• **Short task**: Repeat the material exactly, every line of it.

[Data items]
* Start *

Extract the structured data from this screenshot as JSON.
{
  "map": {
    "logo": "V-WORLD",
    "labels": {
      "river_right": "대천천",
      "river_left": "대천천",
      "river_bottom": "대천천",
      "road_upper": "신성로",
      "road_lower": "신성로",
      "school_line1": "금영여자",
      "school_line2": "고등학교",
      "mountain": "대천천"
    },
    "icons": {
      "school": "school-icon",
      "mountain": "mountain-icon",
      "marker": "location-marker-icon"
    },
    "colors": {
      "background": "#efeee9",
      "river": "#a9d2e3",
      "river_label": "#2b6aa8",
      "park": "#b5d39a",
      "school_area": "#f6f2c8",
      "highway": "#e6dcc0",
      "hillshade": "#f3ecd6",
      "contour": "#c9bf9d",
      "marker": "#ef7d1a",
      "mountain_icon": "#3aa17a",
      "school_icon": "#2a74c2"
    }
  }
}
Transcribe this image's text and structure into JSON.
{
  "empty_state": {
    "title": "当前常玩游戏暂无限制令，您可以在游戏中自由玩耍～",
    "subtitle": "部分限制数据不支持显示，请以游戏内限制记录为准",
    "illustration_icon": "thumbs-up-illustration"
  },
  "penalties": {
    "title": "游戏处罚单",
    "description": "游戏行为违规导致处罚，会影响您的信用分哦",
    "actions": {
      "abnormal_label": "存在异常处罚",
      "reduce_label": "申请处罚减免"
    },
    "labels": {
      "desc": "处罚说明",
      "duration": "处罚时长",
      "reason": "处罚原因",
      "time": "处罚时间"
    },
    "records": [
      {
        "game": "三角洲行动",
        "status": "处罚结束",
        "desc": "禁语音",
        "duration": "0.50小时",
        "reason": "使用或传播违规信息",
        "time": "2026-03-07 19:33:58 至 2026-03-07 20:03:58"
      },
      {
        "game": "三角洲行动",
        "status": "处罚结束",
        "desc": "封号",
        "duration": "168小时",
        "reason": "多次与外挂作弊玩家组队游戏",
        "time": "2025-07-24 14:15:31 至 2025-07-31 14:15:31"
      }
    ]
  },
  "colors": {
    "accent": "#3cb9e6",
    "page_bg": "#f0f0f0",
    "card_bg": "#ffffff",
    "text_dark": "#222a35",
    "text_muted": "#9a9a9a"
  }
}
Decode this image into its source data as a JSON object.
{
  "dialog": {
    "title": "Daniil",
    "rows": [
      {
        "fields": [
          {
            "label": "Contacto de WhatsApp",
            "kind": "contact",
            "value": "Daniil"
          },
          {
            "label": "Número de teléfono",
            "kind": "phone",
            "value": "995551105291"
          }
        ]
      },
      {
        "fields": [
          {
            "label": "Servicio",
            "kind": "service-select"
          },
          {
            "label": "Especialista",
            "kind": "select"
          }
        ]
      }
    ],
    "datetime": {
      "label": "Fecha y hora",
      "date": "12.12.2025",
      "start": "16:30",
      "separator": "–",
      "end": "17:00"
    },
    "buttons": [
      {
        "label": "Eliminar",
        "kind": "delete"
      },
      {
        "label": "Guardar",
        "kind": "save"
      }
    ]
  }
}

* End *

• **Solution for this exercise**:
Extract the structured data from this screenshot as JSON.
{
  "map": {
    "logo": "V-WORLD",
    "labels": {
      "river_right": "대천천",
      "river_left": "대천천",
      "river_bottom": "대천천",
      "road_upper": "신성로",
      "road_lower": "신성로",
      "school_line1": "금영여자",
      "school_line2": "고등학교",
      "mountain": "대천천"
    },
    "icons": {
      "school": "school-icon",
      "mountain": "mountain-icon",
      "marker": "location-marker-icon"
    },
    "colors": {
      "background": "#efeee9",
      "river": "#a9d2e3",
      "river_label": "#2b6aa8",
      "park": "#b5d39a",
      "school_area": "#f6f2c8",
      "highway": "#e6dcc0",
      "hillshade": "#f3ecd6",
      "contour": "#c9bf9d",
      "marker": "#ef7d1a",
      "mountain_icon": "#3aa17a",
      "school_icon": "#2a74c2"
    }
  }
}
Transcribe this image's text and structure into JSON.
{
  "empty_state": {
    "title": "当前常玩游戏暂无限制令，您可以在游戏中自由玩耍～",
    "subtitle": "部分限制数据不支持显示，请以游戏内限制记录为准",
    "illustration_icon": "thumbs-up-illustration"
  },
  "penalties": {
    "title": "游戏处罚单",
    "description": "游戏行为违规导致处罚，会影响您的信用分哦",
    "actions": {
      "abnormal_label": "存在异常处罚",
      "reduce_label": "申请处罚减免"
    },
    "labels": {
      "desc": "处罚说明",
      "duration": "处罚时长",
      "reason": "处罚原因",
      "time": "处罚时间"
    },
    "records": [
      {
        "game": "三角洲行动",
        "status": "处罚结束",
        "desc": "禁语音",
        "duration": "0.50小时",
        "reason": "使用或传播违规信息",
        "time": "2026-03-07 19:33:58 至 2026-03-07 20:03:58"
      },
      {
        "game": "三角洲行动",
        "status": "处罚结束",
        "desc": "封号",
        "duration": "168小时",
        "reason": "多次与外挂作弊玩家组队游戏",
        "time": "2025-07-24 14:15:31 至 2025-07-31 14:15:31"
      }
    ]
  },
  "colors": {
    "accent": "#3cb9e6",
    "page_bg": "#f0f0f0",
    "card_bg": "#ffffff",
    "text_dark": "#222a35",
    "text_muted": "#9a9a9a"
  }
}
Decode this image into its source data as a JSON object.
{
  "dialog": {
    "title": "Daniil",
    "rows": [
      {
        "fields": [
          {
            "label": "Contacto de WhatsApp",
            "kind": "contact",
            "value": "Daniil"
          },
          {
            "label": "Número de teléfono",
            "kind": "phone",
            "value": "995551105291"
          }
        ]
      },
      {
        "fields": [
          {
            "label": "Servicio",
            "kind": "service-select"
          },
          {
            "label": "Especialista",
            "kind": "select"
          }
        ]
      }
    ],
    "datetime": {
      "label": "Fecha y hora",
      "date": "12.12.2025",
      "start": "16:30",
      "separator": "–",
      "end": "17:00"
    },
    "buttons": [
      {
        "label": "Eliminar",
        "kind": "delete"
      },
      {
        "label": "Guardar",
        "kind": "save"
      }
    ]
  }
}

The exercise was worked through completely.